**Directive**
Go through the records and extract every line with the word "text".
Start of Supplied data
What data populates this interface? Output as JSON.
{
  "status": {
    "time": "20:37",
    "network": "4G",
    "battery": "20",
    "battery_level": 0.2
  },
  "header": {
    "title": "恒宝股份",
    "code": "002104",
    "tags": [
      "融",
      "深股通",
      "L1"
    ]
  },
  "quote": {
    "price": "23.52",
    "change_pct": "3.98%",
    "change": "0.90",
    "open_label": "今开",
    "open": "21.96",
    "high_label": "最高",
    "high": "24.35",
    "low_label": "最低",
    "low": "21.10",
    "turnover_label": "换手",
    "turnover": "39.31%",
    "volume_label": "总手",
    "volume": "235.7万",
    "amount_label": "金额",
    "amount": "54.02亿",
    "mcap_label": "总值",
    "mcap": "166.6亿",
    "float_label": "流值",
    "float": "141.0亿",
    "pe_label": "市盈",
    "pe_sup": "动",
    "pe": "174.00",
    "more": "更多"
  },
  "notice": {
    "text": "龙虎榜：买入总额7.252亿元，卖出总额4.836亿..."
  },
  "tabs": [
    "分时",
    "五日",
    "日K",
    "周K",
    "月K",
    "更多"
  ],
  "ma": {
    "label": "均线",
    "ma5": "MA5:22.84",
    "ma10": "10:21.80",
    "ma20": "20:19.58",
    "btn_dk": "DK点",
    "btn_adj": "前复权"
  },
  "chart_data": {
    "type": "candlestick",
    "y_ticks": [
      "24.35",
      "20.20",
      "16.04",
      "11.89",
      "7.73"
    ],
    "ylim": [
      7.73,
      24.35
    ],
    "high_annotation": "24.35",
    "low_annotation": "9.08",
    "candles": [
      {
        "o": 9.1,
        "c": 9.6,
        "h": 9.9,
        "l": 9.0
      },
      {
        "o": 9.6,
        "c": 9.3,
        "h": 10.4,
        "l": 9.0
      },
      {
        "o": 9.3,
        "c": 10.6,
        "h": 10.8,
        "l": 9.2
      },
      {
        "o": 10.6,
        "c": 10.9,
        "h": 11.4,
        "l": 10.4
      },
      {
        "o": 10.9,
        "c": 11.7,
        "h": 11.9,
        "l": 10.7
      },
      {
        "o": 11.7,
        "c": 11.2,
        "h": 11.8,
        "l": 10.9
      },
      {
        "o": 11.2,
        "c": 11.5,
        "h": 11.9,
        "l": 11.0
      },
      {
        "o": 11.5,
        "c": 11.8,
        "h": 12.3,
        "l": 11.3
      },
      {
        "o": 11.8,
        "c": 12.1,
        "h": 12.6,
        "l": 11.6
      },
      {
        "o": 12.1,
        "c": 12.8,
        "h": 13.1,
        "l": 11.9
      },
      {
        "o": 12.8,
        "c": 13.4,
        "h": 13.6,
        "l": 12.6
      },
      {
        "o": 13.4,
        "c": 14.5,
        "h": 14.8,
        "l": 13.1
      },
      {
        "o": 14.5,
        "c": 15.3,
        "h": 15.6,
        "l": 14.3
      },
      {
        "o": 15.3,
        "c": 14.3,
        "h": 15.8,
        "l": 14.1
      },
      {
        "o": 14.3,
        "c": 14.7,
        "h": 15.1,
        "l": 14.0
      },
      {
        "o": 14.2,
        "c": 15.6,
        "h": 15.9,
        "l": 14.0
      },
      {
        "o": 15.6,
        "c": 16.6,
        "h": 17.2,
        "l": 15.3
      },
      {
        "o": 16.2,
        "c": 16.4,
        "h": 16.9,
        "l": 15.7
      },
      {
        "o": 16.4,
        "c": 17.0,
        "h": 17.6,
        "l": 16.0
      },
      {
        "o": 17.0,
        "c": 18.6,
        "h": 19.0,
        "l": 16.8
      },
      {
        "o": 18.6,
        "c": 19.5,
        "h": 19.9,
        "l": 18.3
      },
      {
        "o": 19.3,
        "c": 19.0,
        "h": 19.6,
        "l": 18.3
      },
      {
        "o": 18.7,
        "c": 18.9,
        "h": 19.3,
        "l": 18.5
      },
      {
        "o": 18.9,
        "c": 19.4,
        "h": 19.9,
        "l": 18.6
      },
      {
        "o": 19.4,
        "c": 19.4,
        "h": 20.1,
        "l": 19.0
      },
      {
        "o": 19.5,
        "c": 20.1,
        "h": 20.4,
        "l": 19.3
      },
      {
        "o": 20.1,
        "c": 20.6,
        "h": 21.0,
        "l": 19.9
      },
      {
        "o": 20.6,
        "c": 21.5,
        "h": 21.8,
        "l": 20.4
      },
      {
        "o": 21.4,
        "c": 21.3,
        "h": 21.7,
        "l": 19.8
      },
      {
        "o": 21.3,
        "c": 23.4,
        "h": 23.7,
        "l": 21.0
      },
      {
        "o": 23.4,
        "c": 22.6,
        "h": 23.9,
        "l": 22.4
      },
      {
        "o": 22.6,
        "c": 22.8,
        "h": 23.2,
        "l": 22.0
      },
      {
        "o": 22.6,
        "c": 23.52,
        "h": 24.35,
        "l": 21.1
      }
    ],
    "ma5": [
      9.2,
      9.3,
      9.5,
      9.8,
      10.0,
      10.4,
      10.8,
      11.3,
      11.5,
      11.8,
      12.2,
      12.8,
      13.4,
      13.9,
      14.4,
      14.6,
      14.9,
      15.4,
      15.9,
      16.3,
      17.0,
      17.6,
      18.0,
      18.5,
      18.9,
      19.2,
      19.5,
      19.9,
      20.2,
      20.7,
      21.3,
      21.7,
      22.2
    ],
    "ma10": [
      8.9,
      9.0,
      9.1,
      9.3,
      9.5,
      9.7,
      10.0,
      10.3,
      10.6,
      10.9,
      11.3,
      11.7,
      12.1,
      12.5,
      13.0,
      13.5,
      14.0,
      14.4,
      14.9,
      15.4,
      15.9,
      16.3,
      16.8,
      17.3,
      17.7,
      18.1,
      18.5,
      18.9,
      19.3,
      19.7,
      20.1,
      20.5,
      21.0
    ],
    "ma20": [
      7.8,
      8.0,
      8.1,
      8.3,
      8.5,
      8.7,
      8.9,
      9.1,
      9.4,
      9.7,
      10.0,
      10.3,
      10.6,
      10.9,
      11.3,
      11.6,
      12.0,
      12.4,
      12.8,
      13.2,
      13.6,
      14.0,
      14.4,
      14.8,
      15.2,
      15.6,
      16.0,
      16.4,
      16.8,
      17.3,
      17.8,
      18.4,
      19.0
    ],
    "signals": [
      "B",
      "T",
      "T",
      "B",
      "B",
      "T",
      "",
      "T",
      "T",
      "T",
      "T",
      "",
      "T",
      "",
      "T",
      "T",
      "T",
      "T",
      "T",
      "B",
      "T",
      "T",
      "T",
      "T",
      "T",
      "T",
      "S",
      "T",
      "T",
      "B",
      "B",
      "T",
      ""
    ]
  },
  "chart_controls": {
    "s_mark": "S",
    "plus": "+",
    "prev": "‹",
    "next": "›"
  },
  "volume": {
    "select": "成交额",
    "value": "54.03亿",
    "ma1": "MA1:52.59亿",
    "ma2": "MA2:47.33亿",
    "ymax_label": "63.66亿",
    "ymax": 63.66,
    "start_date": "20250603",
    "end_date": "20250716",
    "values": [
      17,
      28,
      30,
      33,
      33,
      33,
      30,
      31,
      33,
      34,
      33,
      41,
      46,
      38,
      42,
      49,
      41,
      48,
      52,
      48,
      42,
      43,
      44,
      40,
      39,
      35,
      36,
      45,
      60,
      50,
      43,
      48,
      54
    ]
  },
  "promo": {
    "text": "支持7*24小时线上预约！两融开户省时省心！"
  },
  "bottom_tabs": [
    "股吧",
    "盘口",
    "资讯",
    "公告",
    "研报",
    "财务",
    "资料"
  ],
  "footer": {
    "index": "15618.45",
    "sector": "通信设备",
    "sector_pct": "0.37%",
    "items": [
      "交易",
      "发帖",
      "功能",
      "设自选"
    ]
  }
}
End of Supplied data
**Correct output**
    "text": "龙虎榜：买入总额7.252亿元，卖出总额4.836亿..."
    "text": "支持7*24小时线上预约！两融开户省时省心！"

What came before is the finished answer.